(Collection entries)

____

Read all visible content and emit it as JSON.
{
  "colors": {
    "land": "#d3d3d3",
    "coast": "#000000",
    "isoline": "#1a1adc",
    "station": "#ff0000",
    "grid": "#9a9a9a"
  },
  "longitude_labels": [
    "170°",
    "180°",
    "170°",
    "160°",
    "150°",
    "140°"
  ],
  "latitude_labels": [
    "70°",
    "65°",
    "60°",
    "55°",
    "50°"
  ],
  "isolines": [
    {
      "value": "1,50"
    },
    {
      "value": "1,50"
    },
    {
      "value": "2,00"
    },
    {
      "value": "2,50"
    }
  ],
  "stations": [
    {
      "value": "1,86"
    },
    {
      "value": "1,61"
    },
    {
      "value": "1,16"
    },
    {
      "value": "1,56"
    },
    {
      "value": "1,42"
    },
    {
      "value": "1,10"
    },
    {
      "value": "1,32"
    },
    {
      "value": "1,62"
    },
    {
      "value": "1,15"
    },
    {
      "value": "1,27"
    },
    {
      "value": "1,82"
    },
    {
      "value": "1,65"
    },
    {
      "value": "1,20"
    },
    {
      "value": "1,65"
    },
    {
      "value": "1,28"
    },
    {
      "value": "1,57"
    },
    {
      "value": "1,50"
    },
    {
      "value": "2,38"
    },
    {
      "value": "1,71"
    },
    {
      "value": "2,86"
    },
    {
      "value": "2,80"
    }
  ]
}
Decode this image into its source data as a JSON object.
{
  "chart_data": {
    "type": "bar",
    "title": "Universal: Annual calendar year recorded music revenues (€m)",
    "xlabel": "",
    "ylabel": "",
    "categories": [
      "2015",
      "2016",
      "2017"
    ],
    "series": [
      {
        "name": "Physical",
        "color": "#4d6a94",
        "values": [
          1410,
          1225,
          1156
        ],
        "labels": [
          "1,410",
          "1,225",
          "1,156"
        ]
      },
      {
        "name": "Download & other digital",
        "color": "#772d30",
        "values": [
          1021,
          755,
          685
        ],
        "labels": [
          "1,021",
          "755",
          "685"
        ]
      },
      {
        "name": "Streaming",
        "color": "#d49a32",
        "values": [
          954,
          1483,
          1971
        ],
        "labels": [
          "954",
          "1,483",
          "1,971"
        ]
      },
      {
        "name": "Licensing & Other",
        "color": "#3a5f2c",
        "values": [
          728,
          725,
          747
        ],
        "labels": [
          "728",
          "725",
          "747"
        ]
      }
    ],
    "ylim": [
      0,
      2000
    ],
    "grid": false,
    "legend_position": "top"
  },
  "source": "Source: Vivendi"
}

____

## Task goal
All of the entries above must be quoted exactly.

## Output below
Read all visible content and emit it as JSON.
{
  "colors": {
    "land": "#d3d3d3",
    "coast": "#000000",
    "isoline": "#1a1adc",
    "station": "#ff0000",
    "grid": "#9a9a9a"
  },
  "longitude_labels": [
    "170°",
    "180°",
    "170°",
    "160°",
    "150°",
    "140°"
  ],
  "latitude_labels": [
    "70°",
    "65°",
    "60°",
    "55°",
    "50°"
  ],
  "isolines": [
    {
      "value": "1,50"
    },
    {
      "value": "1,50"
    },
    {
      "value": "2,00"
    },
    {
      "value": "2,50"
    }
  ],
  "stations": [
    {
      "value": "1,86"
    },
    {
      "value": "1,61"
    },
    {
      "value": "1,16"
    },
    {
      "value": "1,56"
    },
    {
      "value": "1,42"
    },
    {
      "value": "1,10"
    },
    {
      "value": "1,32"
    },
    {
      "value": "1,62"
    },
    {
      "value": "1,15"
    },
    {
      "value": "1,27"
    },
    {
      "value": "1,82"
    },
    {
      "value": "1,65"
    },
    {
      "value": "1,20"
    },
    {
      "value": "1,65"
    },
    {
      "value": "1,28"
    },
    {
      "value": "1,57"
    },
    {
      "value": "1,50"
    },
    {
      "value": "2,38"
    },
    {
      "value": "1,71"
    },
    {
      "value": "2,86"
    },
    {
      "value": "2,80"
    }
  ]
}
Decode this image into its source data as a JSON object.
{
  "chart_data": {
    "type": "bar",
    "title": "Universal: Annual calendar year recorded music revenues (€m)",
    "xlabel": "",
    "ylabel": "",
    "categories": [
      "2015",
      "2016",
      "2017"
    ],
    "series": [
      {
        "name": "Physical",
        "color": "#4d6a94",
        "values": [
          1410,
          1225,
          1156
        ],
        "labels": [
          "1,410",
          "1,225",
          "1,156"
        ]
      },
      {
        "name": "Download & other digital",
        "color": "#772d30",
        "values": [
          1021,
          755,
          685
        ],
        "labels": [
          "1,021",
          "755",
          "685"
        ]
      },
      {
        "name": "Streaming",
        "color": "#d49a32",
        "values": [
          954,
          1483,
          1971
        ],
        "labels": [
          "954",
          "1,483",
          "1,971"
        ]
      },
      {
        "name": "Licensing & Other",
        "color": "#3a5f2c",
        "values": [
          728,
          725,
          747
        ],
        "labels": [
          "728",
          "725",
          "747"
        ]
      }
    ],
    "ylim": [
      0,
      2000
    ],
    "grid": false,
    "legend_position": "top"
  },
  "source": "Source: Vivendi"
}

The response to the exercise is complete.